** BEGIN Dataset rows **
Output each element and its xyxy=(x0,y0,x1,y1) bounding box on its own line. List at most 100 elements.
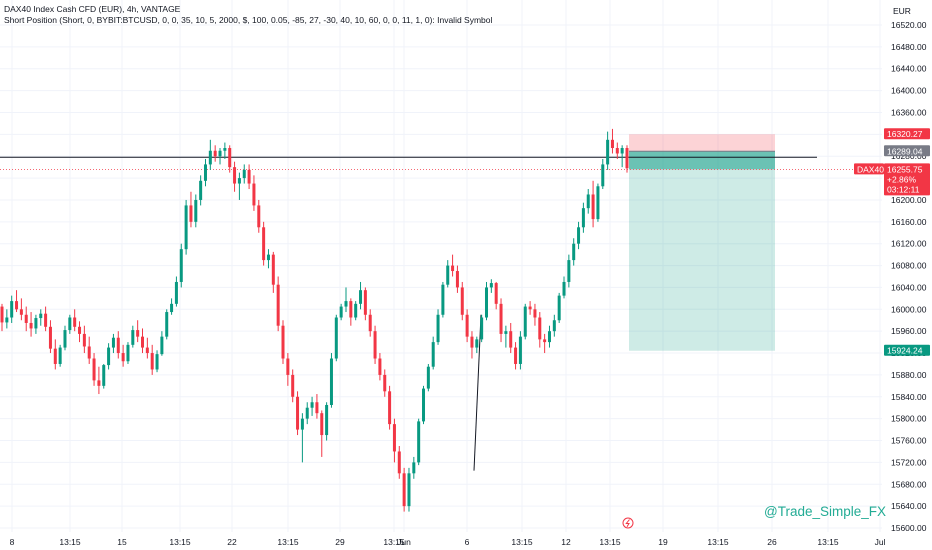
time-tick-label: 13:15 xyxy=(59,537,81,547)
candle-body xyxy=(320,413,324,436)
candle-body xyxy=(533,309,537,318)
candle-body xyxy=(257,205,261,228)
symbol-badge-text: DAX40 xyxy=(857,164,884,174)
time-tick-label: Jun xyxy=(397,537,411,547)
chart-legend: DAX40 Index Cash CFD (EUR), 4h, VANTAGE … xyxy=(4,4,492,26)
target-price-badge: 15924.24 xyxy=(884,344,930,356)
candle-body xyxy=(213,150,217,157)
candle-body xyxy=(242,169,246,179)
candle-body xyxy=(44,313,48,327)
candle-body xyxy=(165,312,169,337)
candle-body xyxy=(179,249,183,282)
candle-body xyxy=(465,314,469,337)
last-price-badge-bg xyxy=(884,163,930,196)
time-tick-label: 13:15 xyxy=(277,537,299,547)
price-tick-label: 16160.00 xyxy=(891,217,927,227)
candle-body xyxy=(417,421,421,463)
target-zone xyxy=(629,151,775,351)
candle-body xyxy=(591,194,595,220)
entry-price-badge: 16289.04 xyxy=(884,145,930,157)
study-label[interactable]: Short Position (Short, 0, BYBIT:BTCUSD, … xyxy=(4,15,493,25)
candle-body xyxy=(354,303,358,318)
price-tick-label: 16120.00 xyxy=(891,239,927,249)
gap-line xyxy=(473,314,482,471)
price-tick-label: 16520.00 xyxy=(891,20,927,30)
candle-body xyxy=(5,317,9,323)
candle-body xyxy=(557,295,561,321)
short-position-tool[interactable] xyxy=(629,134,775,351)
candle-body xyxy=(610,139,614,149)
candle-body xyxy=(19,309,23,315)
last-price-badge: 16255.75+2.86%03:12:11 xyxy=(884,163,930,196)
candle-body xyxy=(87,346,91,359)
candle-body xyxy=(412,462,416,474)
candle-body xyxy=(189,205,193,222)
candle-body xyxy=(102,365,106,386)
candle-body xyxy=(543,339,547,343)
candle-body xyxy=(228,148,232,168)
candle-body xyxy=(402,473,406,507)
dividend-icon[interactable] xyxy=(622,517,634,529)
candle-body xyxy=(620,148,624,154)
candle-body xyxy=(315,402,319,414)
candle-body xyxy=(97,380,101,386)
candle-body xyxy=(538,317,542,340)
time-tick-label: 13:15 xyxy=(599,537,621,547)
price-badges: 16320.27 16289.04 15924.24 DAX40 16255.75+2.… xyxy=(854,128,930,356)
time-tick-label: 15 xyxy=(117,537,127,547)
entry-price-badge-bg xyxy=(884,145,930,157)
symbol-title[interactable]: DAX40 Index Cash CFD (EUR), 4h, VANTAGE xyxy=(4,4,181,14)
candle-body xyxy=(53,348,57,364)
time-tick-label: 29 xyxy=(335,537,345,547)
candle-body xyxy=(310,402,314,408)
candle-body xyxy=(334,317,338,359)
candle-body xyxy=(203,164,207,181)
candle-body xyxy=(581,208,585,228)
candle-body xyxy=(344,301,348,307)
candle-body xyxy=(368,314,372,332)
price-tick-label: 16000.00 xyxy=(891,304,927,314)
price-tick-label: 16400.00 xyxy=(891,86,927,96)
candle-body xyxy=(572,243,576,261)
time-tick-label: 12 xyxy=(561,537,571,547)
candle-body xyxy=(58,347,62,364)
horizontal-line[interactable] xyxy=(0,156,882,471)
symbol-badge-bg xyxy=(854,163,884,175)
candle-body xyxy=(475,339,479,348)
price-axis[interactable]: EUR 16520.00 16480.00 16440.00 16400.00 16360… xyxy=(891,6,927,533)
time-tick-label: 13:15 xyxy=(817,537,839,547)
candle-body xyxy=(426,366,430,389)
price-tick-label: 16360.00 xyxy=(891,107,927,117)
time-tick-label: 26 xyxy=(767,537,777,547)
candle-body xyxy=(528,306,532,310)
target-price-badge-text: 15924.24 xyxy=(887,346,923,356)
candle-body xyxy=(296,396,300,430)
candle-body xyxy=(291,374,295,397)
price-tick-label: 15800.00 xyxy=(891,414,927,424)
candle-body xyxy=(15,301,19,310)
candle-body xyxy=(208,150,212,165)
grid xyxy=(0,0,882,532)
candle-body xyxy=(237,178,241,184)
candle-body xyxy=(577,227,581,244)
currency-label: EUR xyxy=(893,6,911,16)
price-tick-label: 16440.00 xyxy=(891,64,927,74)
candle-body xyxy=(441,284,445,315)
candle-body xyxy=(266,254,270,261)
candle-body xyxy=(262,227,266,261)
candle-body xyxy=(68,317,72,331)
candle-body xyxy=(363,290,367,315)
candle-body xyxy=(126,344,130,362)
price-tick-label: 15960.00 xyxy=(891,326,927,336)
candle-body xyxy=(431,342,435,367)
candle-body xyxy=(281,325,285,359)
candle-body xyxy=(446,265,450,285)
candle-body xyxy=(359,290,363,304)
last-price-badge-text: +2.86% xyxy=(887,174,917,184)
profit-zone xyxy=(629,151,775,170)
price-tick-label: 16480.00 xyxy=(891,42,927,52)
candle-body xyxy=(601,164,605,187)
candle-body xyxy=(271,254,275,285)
** END Dataset rows **
The exercise:
Repeat the lines of the records verbatim, from the line containing "time-tick-label: 13:15 xyxy=(59,537,81,547)" through the line containing "candle-body xyxy=(242,169,246,179)", including both of those lines.

Written answer:
time-tick-label: 13:15 xyxy=(59,537,81,547)
candle-body xyxy=(320,413,324,436)
candle-body xyxy=(533,309,537,318)
candle-body xyxy=(257,205,261,228)
symbol-badge-text: DAX40 xyxy=(857,164,884,174)
time-tick-label: Jun xyxy=(397,537,411,547)
chart-legend: DAX40 Index Cash CFD (EUR), 4h, VANTAGE … xyxy=(4,4,492,26)
target-price-badge: 15924.24 xyxy=(884,344,930,356)
candle-body xyxy=(213,150,217,157)
candle-body xyxy=(242,169,246,179)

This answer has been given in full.